[Start of SOURCE DATA]

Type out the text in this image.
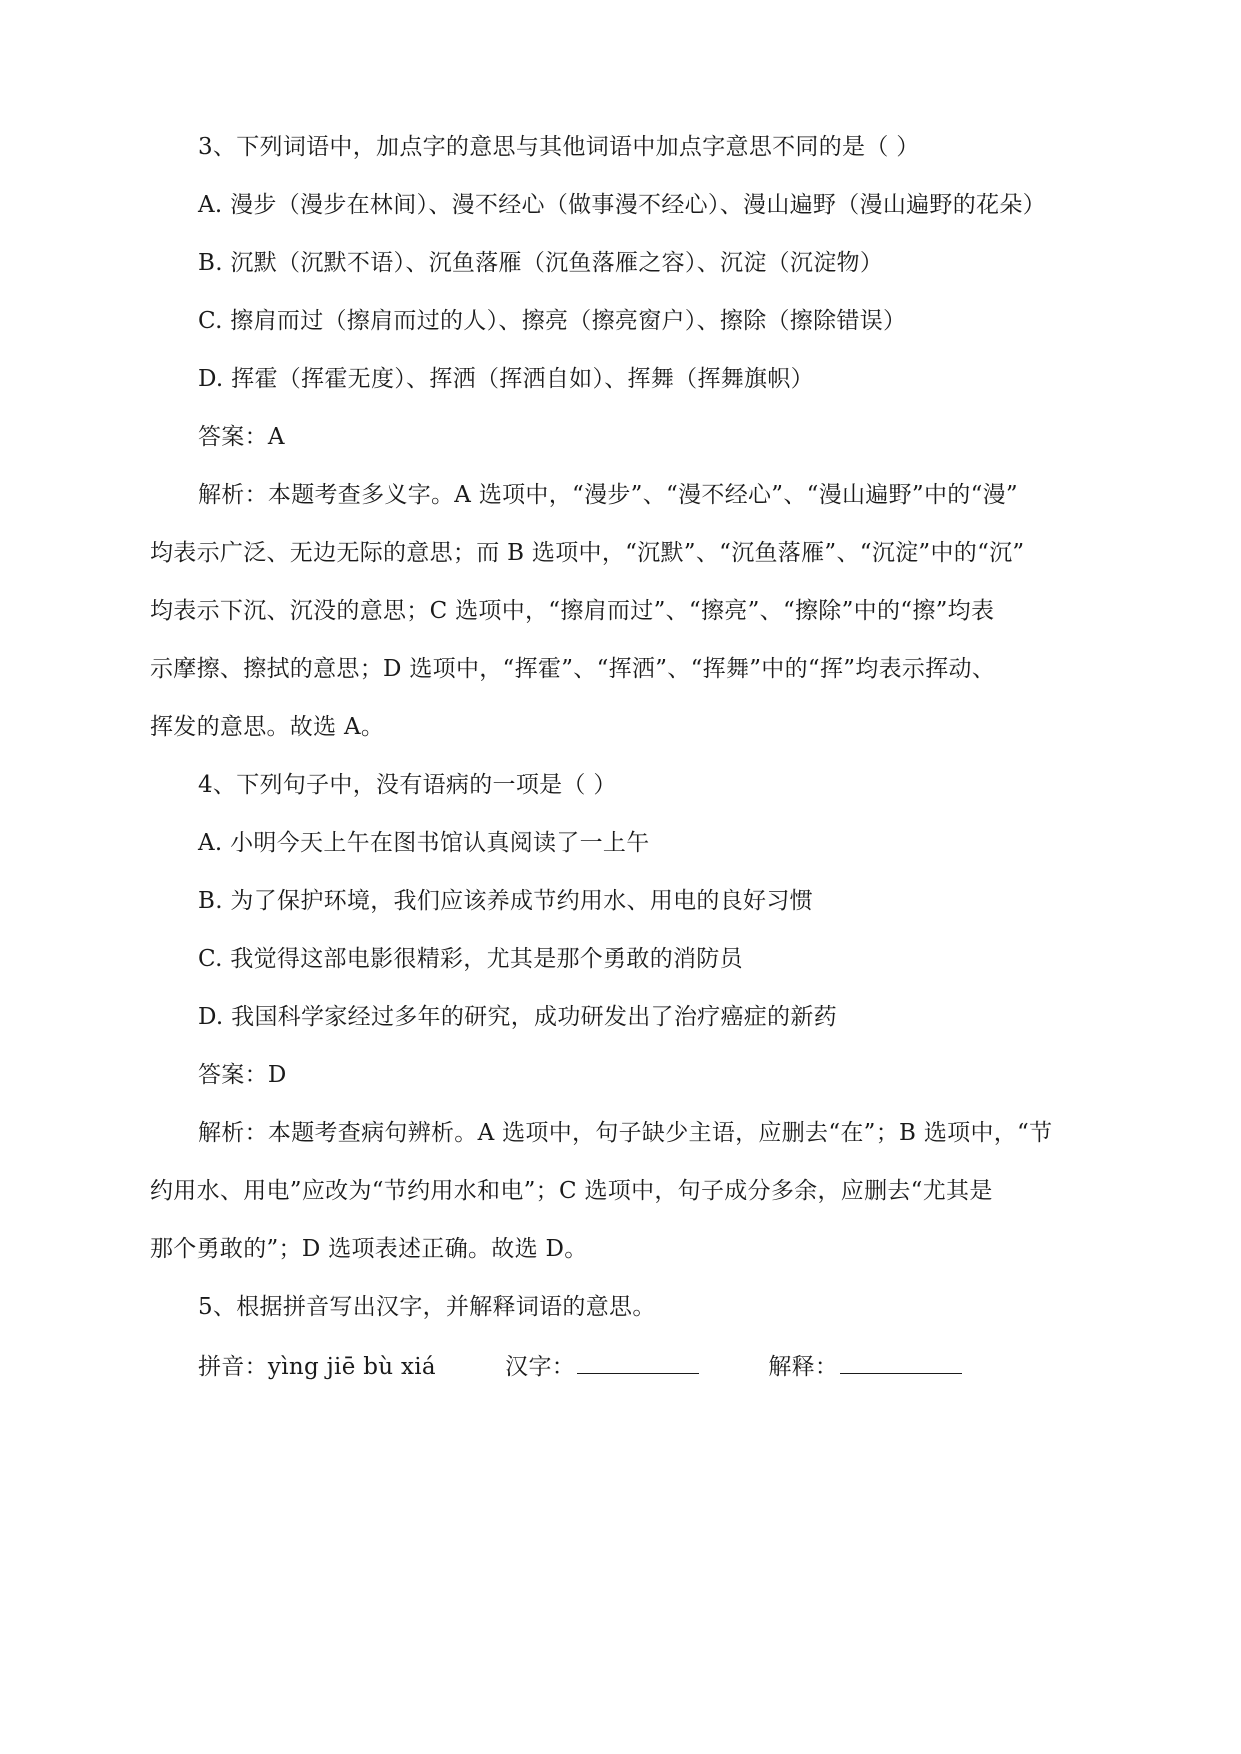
3、下列词语中，加点字的意思与其他词语中加点字意思不同的是（ ）
A. 漫步（漫步在林间）、漫不经心（做事漫不经心）、漫山遍野（漫山遍野的花朵）
B. 沉默（沉默不语）、沉鱼落雁（沉鱼落雁之容）、沉淀（沉淀物）
C. 擦肩而过（擦肩而过的人）、擦亮（擦亮窗户）、擦除（擦除错误）
D. 挥霍（挥霍无度）、挥洒（挥洒自如）、挥舞（挥舞旗帜）
答案：A
解析：本题考查多义字。A 选项中，“漫步”、“漫不经心”、“漫山遍野”中的“漫”
均表示广泛、无边无际的意思；而 B 选项中，“沉默”、“沉鱼落雁”、“沉淀”中的“沉”
均表示下沉、沉没的意思；C 选项中，“擦肩而过”、“擦亮”、“擦除”中的“擦”均表
示摩擦、擦拭的意思；D 选项中，“挥霍”、“挥洒”、“挥舞”中的“挥”均表示挥动、
挥发的意思。故选 A。
4、下列句子中，没有语病的一项是（ ）
A. 小明今天上午在图书馆认真阅读了一上午
B. 为了保护环境，我们应该养成节约用水、用电的良好习惯
C. 我觉得这部电影很精彩，尤其是那个勇敢的消防员
D. 我国科学家经过多年的研究，成功研发出了治疗癌症的新药
答案：D
解析：本题考查病句辨析。A 选项中，句子缺少主语，应删去“在”；B 选项中，“节
约用水、用电”应改为“节约用水和电”；C 选项中，句子成分多余，应删去“尤其是
那个勇敢的”；D 选项表述正确。故选 D。
5、根据拼音写出汉字，并解释词语的意思。
拼音：yìng jiē bù xiá	汉字：	解释：
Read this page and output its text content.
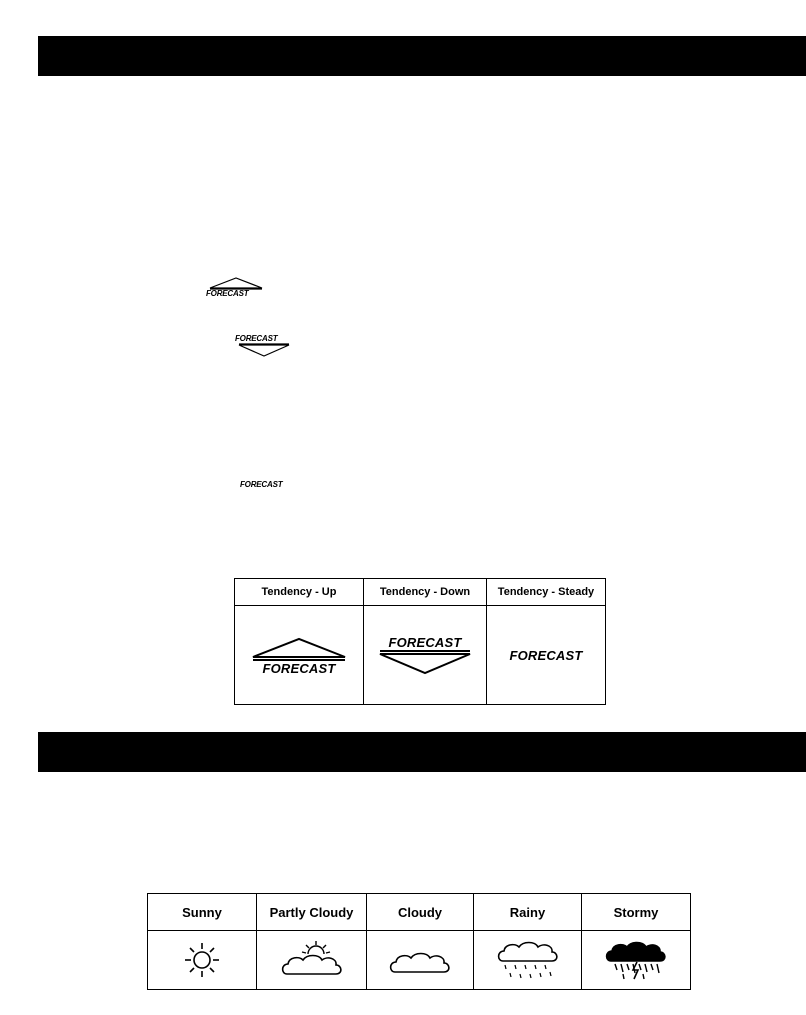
FORECAST
FORECAST
FORECAST
Tendency - Up	Tendency - Down	Tendency - Steady

FORECAST	FORECAST	FORECAST
Sunny	Partly Cloudy	Cloudy	Rainy	Stormy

[End of SOURCE DATA]

*TASK DIRECTIONS*
Pictures in the data above should not be copied; transcribe everything else exactly.

*THE RESPONSE*
Type out the text in this image.
3、下列词语中，加点字的意思与其他词语中加点字意思不同的是（ ）
A. 漫步（漫步在林间）、漫不经心（做事漫不经心）、漫山遍野（漫山遍野的花朵）
B. 沉默（沉默不语）、沉鱼落雁（沉鱼落雁之容）、沉淀（沉淀物）
C. 擦肩而过（擦肩而过的人）、擦亮（擦亮窗户）、擦除（擦除错误）
D. 挥霍（挥霍无度）、挥洒（挥洒自如）、挥舞（挥舞旗帜）
答案：A
解析：本题考查多义字。A 选项中，“漫步”、“漫不经心”、“漫山遍野”中的“漫”
均表示广泛、无边无际的意思；而 B 选项中，“沉默”、“沉鱼落雁”、“沉淀”中的“沉”
均表示下沉、沉没的意思；C 选项中，“擦肩而过”、“擦亮”、“擦除”中的“擦”均表
示摩擦、擦拭的意思；D 选项中，“挥霍”、“挥洒”、“挥舞”中的“挥”均表示挥动、
挥发的意思。故选 A。
4、下列句子中，没有语病的一项是（ ）
A. 小明今天上午在图书馆认真阅读了一上午
B. 为了保护环境，我们应该养成节约用水、用电的良好习惯
C. 我觉得这部电影很精彩，尤其是那个勇敢的消防员
D. 我国科学家经过多年的研究，成功研发出了治疗癌症的新药
答案：D
解析：本题考查病句辨析。A 选项中，句子缺少主语，应删去“在”；B 选项中，“节
约用水、用电”应改为“节约用水和电”；C 选项中，句子成分多余，应删去“尤其是
那个勇敢的”；D 选项表述正确。故选 D。
5、根据拼音写出汉字，并解释词语的意思。
拼音：yìng jiē bù xiá	汉字：	解释：
Read this page and output its text content.
FORECAST
FORECAST
FORECAST
Tendency - Up	Tendency - Down	Tendency - Steady

FORECAST	FORECAST	FORECAST
Sunny	Partly Cloudy	Cloudy	Rainy	Stormy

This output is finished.